Task description – Copy the entries below exactly. Images do not belong in the copy.

Provided data –

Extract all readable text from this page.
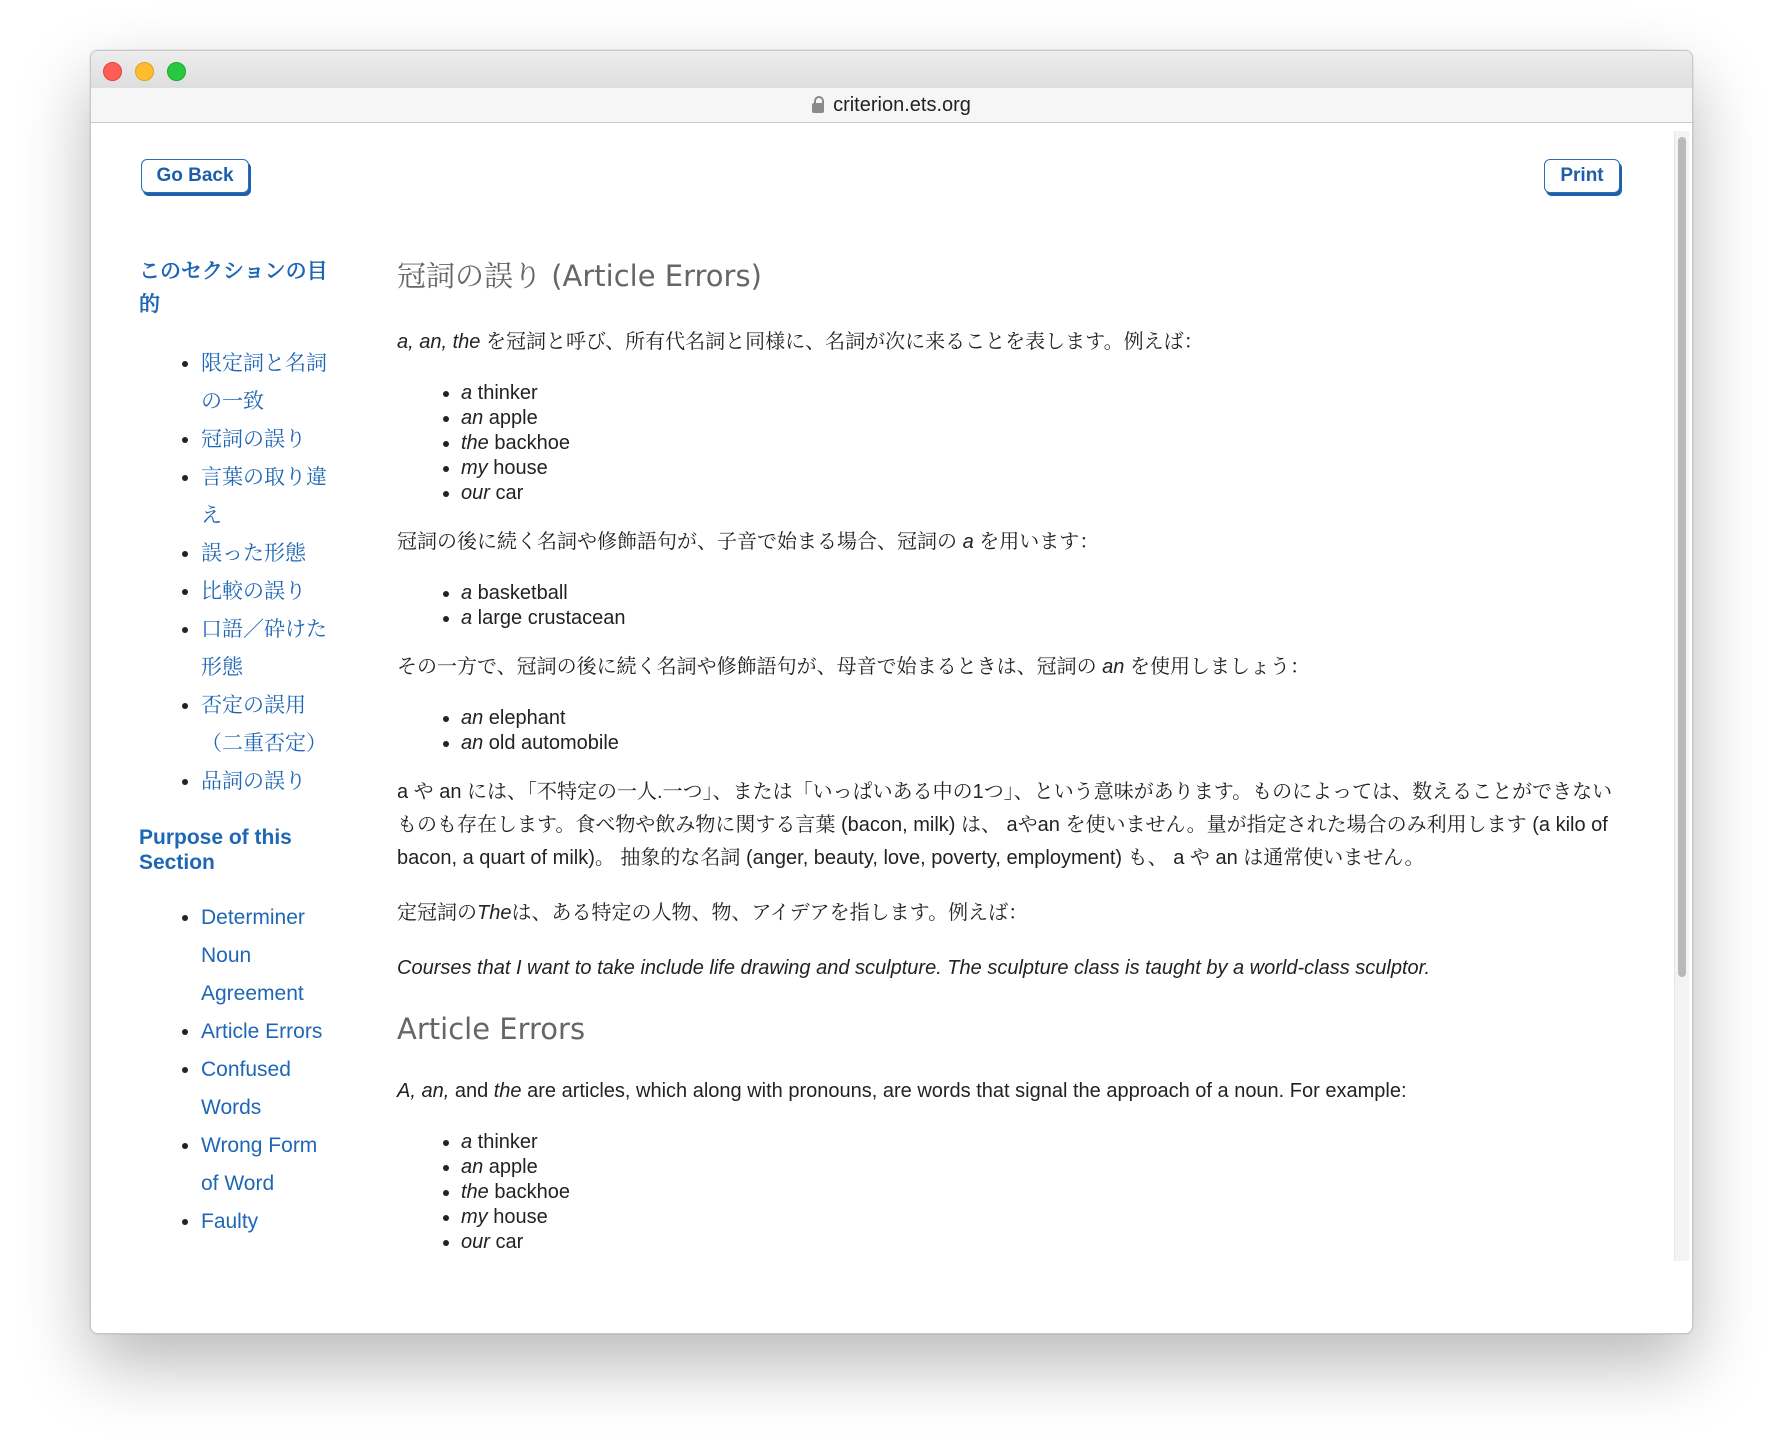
criterion.ets.org
Go Back	Print
このセクションの目的
• 限定詞と名詞の一致
• 冠詞の誤り
• 言葉の取り違え
• 誤った形態
• 比較の誤り
• 口語／砕けた形態
• 否定の誤用（二重否定）
• 品詞の誤り
Purpose of this Section
• Determiner Noun Agreement
• Article Errors
• Confused Words
• Wrong Form of Word
• Faulty
冠詞の誤り (Article Errors)

a, an, the を冠詞と呼び、所有代名詞と同様に、名詞が次に来ることを表します。例えば：

• a thinker
• an apple
• the backhoe
• my house
• our car

冠詞の後に続く名詞や修飾語句が、子音で始まる場合、冠詞の a を用います：

• a basketball
• a large crustacean

その一方で、冠詞の後に続く名詞や修飾語句が、母音で始まるときは、冠詞の an を使用しましょう：

• an elephant
• an old automobile

a や an には、「不特定の一人.一つ」、または「いっぱいある中の1つ」、という意味があります。ものによっては、数えることができないものも存在します。食べ物や飲み物に関する言葉 (bacon, milk) は、 aやan を使いません。量が指定された場合のみ利用します (a kilo of bacon, a quart of milk)。 抽象的な名詞 (anger, beauty, love, poverty, employment) も、 a や an は通常使いません。

定冠詞のTheは、ある特定の人物、物、アイデアを指します。例えば：

Courses that I want to take include life drawing and sculpture. The sculpture class is taught by a world-class sculptor.

Article Errors

A, an, and the are articles, which along with pronouns, are words that signal the approach of a noun. For example:

• a thinker
• an apple
• the backhoe
• my house
• our car
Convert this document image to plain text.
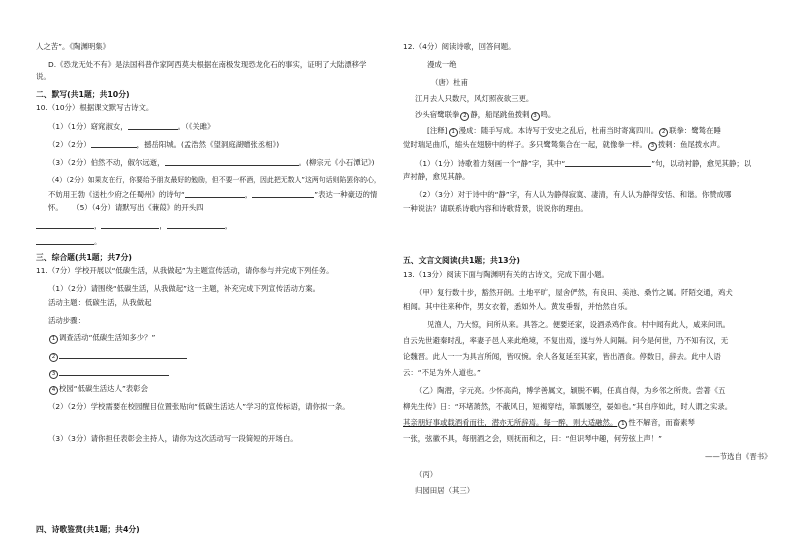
人之苦”。《陶渊明集》
D.《恐龙无处不有》是法国科普作家阿西莫夫根据在南极发现恐龙化石的事实，证明了大陆漂移学
说。
二、默写(共1题；共10分)
10.（10分）根据课文默写古诗文。
（1）（1分）窈窕淑女，	。（《关雎》
（2）（2分）	，撼岳阳城。(孟浩然《望洞庭湖赠张丞相》)
（3）（2分）伯然不动，俶尔远逝，	。(柳宗元《小石潭记》)
（4）（2分）如果友在行，你要给予朋友最好的勉励，但不要一杯酒，因此把无数人”这两句话则陷罢你的心，
不妨用王勃《送杜少府之任蜀州》的诗句“	，	”表达一种豪迈的情
怀。 （5）（4分）请默写出《蒹葭》的开头四
，	，	，
。
三、综合题(共1题；共7分)
11.（7分）学校开展以“低碳生活，从我做起”为主题宣传活动，请你参与并完成下列任务。
（1）（2分）请围绕“低碳生活，从我做起”这一主题，补充完成下列宣传活动方案。
活动主题：低碳生活，从我做起
活动步骤：
1 调查活动“低碳生活知多少？”
2
3
4 校园“低碳生活达人”表彰会
（2）（2分）学校需要在校园醒目位置张贴向“低碳生活达人”学习的宣传标语，请你拟一条。
（3）（3分）请你担任表彰会主持人，请你为这次活动写一段简短的开场白。
四、诗歌鉴赏(共1题；共4分)
12.（4分）阅读诗歌，回答问题。
漫成一绝
（唐）杜甫
江月去人只数尺，风灯照夜欲三更。
沙头宿鹭联拳 2 静，船尾跳鱼拨剌 3 鸣。
[注释] 1 漫成：随手写成。本诗写于安史之乱后，杜甫当时寄寓四川。 2 联拳：鹭鸶在睡
觉时瑞足曲爪，缩头在翅膀中的样子。多只鹭鸶集合在一起，就像拳一样。 3 拨剌：鱼尾拨水声。
（1）（1分）诗歌着力刻画一个“静”字，其中“	”句，以动衬静，愈见其静；以
声衬静，愈见其静。
（2）（3分）对于诗中的“静”字，有人认为静得寂寞、凄清，有人认为静得安恬、和谐。你赞成哪
一种说法？请联系诗歌内容和诗歌背景，说说你的理由。
五、文言文阅读(共1题；共13分)
13.（13分）阅读下面与陶渊明有关的古诗文，完成下面小题。
（甲）复行数十步，豁然开朗。土地平旷，屋舍俨然，有良田、美池、桑竹之属。阡陌交通，鸡犬
相闻。其中往来种作，男女衣着，悉如外人。黄发垂髫，并怡然自乐。
见渔人，乃大惊，问所从来。具答之。便要还家，设酒杀鸡作食。村中闻有此人，咸来问讯。
自云先世避秦时乱，率妻子邑人来此绝境，不复出焉，遂与外人间隔。问今是何世，乃不知有汉，无
论魏晋。此人一一为具言所闻，皆叹惋。余人各复延至其家，皆出酒食。停数日，辞去。此中人语
云：“不足为外人道也。”
（乙）陶潜，字元亮。少怀高尚，博学善属文，颖脱不羁，任真自得，为乡邻之所贵。尝著《五
柳先生传》日：“环堵萧然，不蔽风日，短褐穿结，箪瓢屡空，晏如也。”其自序如此，时人谓之实录。
其亲朋好事或载酒肴而往，潜亦无所辞焉。每一醉，则大适融然。 1 性不解音，而畜素琴
一张，弦徽不具，每朋酒之会，则抚而和之，曰：“但识琴中趣，何劳弦上声！”
——节选自《晋书》
（丙）
归园田居（其三）
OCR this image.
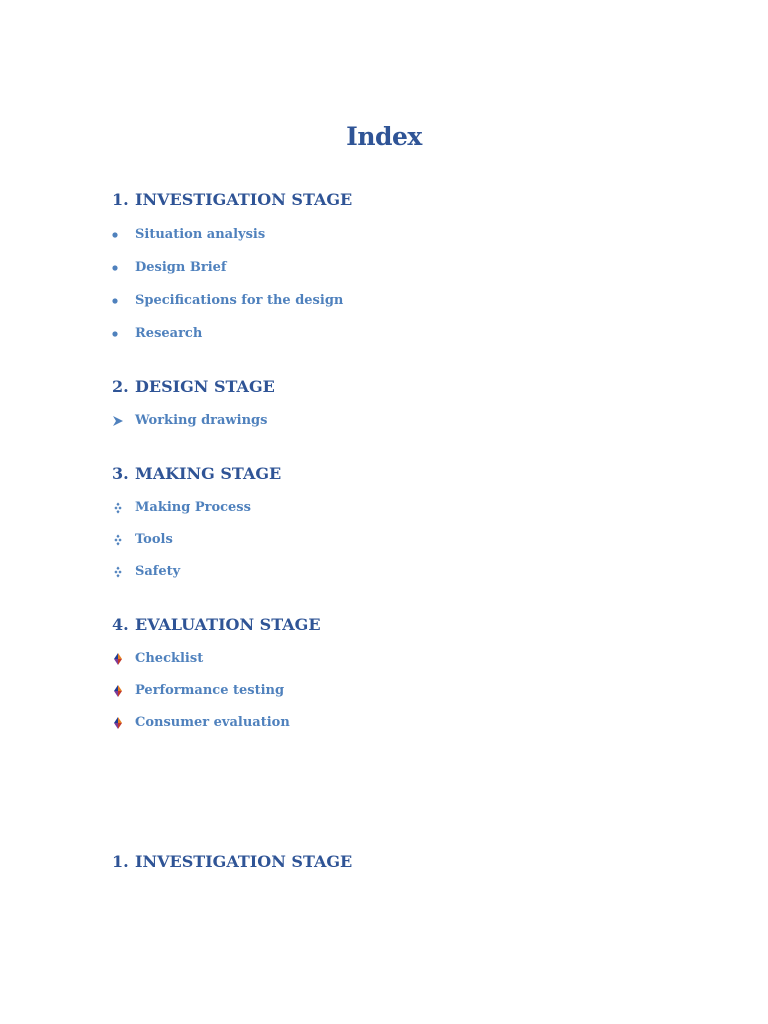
Index
1. INVESTIGATION STAGE
Situation analysis
Design Brief
Specifications for the design
Research
2. DESIGN STAGE
Working drawings
3. MAKING STAGE
Making Process
Tools
Safety
4. EVALUATION STAGE
Checklist
Performance testing
Consumer evaluation
1. INVESTIGATION STAGE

Result of the task –
Extract all readable text from this page.
criterion.ets.org
Go Back	Print
このセクションの目的
• 限定詞と名詞の一致
• 冠詞の誤り
• 言葉の取り違え
• 誤った形態
• 比較の誤り
• 口語／砕けた形態
• 否定の誤用（二重否定）
• 品詞の誤り
Purpose of this Section
• Determiner Noun Agreement
• Article Errors
• Confused Words
• Wrong Form of Word
• Faulty
冠詞の誤り (Article Errors)

a, an, the を冠詞と呼び、所有代名詞と同様に、名詞が次に来ることを表します。例えば：

• a thinker
• an apple
• the backhoe
• my house
• our car

冠詞の後に続く名詞や修飾語句が、子音で始まる場合、冠詞の a を用います：

• a basketball
• a large crustacean

その一方で、冠詞の後に続く名詞や修飾語句が、母音で始まるときは、冠詞の an を使用しましょう：

• an elephant
• an old automobile

a や an には、「不特定の一人.一つ」、または「いっぱいある中の1つ」、という意味があります。ものによっては、数えることができないものも存在します。食べ物や飲み物に関する言葉 (bacon, milk) は、 aやan を使いません。量が指定された場合のみ利用します (a kilo of bacon, a quart of milk)。 抽象的な名詞 (anger, beauty, love, poverty, employment) も、 a や an は通常使いません。

定冠詞のTheは、ある特定の人物、物、アイデアを指します。例えば：

Courses that I want to take include life drawing and sculpture. The sculpture class is taught by a world-class sculptor.

Article Errors

A, an, and the are articles, which along with pronouns, are words that signal the approach of a noun. For example:

• a thinker
• an apple
• the backhoe
• my house
• our car
Convert this document image to plain text.
人之苦”。《陶渊明集》
D.《恐龙无处不有》是法国科普作家阿西莫夫根据在南极发现恐龙化石的事实，证明了大陆漂移学
说。
二、默写(共1题；共10分)
10.（10分）根据课文默写古诗文。
（1）（1分）窈窕淑女，	。（《关雎》
（2）（2分）	，撼岳阳城。(孟浩然《望洞庭湖赠张丞相》)
（3）（2分）伯然不动，俶尔远逝，	。(柳宗元《小石潭记》)
（4）（2分）如果友在行，你要给予朋友最好的勉励，但不要一杯酒，因此把无数人”这两句话则陷罢你的心，
不妨用王勃《送杜少府之任蜀州》的诗句“	，	”表达一种豪迈的情
怀。 （5）（4分）请默写出《蒹葭》的开头四
，	，	，
。
三、综合题(共1题；共7分)
11.（7分）学校开展以“低碳生活，从我做起”为主题宣传活动，请你参与并完成下列任务。
（1）（2分）请围绕“低碳生活，从我做起”这一主题，补充完成下列宣传活动方案。
活动主题：低碳生活，从我做起
活动步骤：
1 调查活动“低碳生活知多少？”
2
3
4 校园“低碳生活达人”表彰会
（2）（2分）学校需要在校园醒目位置张贴向“低碳生活达人”学习的宣传标语，请你拟一条。
（3）（3分）请你担任表彰会主持人，请你为这次活动写一段简短的开场白。
四、诗歌鉴赏(共1题；共4分)
12.（4分）阅读诗歌，回答问题。
漫成一绝
（唐）杜甫
江月去人只数尺，风灯照夜欲三更。
沙头宿鹭联拳 2 静，船尾跳鱼拨剌 3 鸣。
[注释] 1 漫成：随手写成。本诗写于安史之乱后，杜甫当时寄寓四川。 2 联拳：鹭鸶在睡
觉时瑞足曲爪，缩头在翅膀中的样子。多只鹭鸶集合在一起，就像拳一样。 3 拨剌：鱼尾拨水声。
（1）（1分）诗歌着力刻画一个“静”字，其中“	”句，以动衬静，愈见其静；以
声衬静，愈见其静。
（2）（3分）对于诗中的“静”字，有人认为静得寂寞、凄清，有人认为静得安恬、和谐。你赞成哪
一种说法？请联系诗歌内容和诗歌背景，说说你的理由。
五、文言文阅读(共1题；共13分)
13.（13分）阅读下面与陶渊明有关的古诗文，完成下面小题。
（甲）复行数十步，豁然开朗。土地平旷，屋舍俨然，有良田、美池、桑竹之属。阡陌交通，鸡犬
相闻。其中往来种作，男女衣着，悉如外人。黄发垂髫，并怡然自乐。
见渔人，乃大惊，问所从来。具答之。便要还家，设酒杀鸡作食。村中闻有此人，咸来问讯。
自云先世避秦时乱，率妻子邑人来此绝境，不复出焉，遂与外人间隔。问今是何世，乃不知有汉，无
论魏晋。此人一一为具言所闻，皆叹惋。余人各复延至其家，皆出酒食。停数日，辞去。此中人语
云：“不足为外人道也。”
（乙）陶潜，字元亮。少怀高尚，博学善属文，颖脱不羁，任真自得，为乡邻之所贵。尝著《五
柳先生传》日：“环堵萧然，不蔽风日，短褐穿结，箪瓢屡空，晏如也。”其自序如此，时人谓之实录。
其亲朋好事或载酒肴而往，潜亦无所辞焉。每一醉，则大适融然。 1 性不解音，而畜素琴
一张，弦徽不具，每朋酒之会，则抚而和之，曰：“但识琴中趣，何劳弦上声！”
——节选自《晋书》
（丙）
归园田居（其三）
OCR this image.
Index
1. INVESTIGATION STAGE
Situation analysis
Design Brief
Specifications for the design
Research
2. DESIGN STAGE
Working drawings
3. MAKING STAGE
Making Process
Tools
Safety
4. EVALUATION STAGE
Checklist
Performance testing
Consumer evaluation
1. INVESTIGATION STAGE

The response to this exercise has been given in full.